===== MATERIAL PROVIDED

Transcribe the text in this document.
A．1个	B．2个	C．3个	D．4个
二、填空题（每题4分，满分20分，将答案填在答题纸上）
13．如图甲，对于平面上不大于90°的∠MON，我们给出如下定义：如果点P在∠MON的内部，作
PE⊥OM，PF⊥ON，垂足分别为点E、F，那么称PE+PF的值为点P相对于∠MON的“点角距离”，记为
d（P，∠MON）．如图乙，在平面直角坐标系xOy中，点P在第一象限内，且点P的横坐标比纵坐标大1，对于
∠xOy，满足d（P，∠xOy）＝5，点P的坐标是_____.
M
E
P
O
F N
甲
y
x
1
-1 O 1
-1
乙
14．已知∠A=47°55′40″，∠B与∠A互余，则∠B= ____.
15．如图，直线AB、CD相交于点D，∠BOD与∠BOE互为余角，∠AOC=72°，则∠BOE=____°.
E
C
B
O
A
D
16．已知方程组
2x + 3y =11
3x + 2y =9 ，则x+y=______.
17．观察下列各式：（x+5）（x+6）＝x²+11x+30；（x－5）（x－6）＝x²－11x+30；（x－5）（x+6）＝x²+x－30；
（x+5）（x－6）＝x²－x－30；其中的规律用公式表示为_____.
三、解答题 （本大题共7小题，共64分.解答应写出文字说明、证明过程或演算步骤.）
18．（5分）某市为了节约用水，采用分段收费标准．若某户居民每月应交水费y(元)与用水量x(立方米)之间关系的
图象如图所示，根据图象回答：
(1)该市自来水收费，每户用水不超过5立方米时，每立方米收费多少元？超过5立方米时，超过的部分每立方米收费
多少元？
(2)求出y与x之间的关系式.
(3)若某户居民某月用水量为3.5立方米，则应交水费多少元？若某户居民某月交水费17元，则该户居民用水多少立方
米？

==========

» **WHAT TO PRODUCE**:
Copy the material above, line for line.

» **RESPONSE TO THE EXERCISE**:
Transcribe the text in this document.
A．1个	B．2个	C．3个	D．4个
二、填空题（每题4分，满分20分，将答案填在答题纸上）
13．如图甲，对于平面上不大于90°的∠MON，我们给出如下定义：如果点P在∠MON的内部，作
PE⊥OM，PF⊥ON，垂足分别为点E、F，那么称PE+PF的值为点P相对于∠MON的“点角距离”，记为
d（P，∠MON）．如图乙，在平面直角坐标系xOy中，点P在第一象限内，且点P的横坐标比纵坐标大1，对于
∠xOy，满足d（P，∠xOy）＝5，点P的坐标是_____.
M
E
P
O
F N
甲
y
x
1
-1 O 1
-1
乙
14．已知∠A=47°55′40″，∠B与∠A互余，则∠B= ____.
15．如图，直线AB、CD相交于点D，∠BOD与∠BOE互为余角，∠AOC=72°，则∠BOE=____°.
E
C
B
O
A
D
16．已知方程组
2x + 3y =11
3x + 2y =9 ，则x+y=______.
17．观察下列各式：（x+5）（x+6）＝x²+11x+30；（x－5）（x－6）＝x²－11x+30；（x－5）（x+6）＝x²+x－30；
（x+5）（x－6）＝x²－x－30；其中的规律用公式表示为_____.
三、解答题 （本大题共7小题，共64分.解答应写出文字说明、证明过程或演算步骤.）
18．（5分）某市为了节约用水，采用分段收费标准．若某户居民每月应交水费y(元)与用水量x(立方米)之间关系的
图象如图所示，根据图象回答：
(1)该市自来水收费，每户用水不超过5立方米时，每立方米收费多少元？超过5立方米时，超过的部分每立方米收费
多少元？
(2)求出y与x之间的关系式.
(3)若某户居民某月用水量为3.5立方米，则应交水费多少元？若某户居民某月交水费17元，则该户居民用水多少立方
米？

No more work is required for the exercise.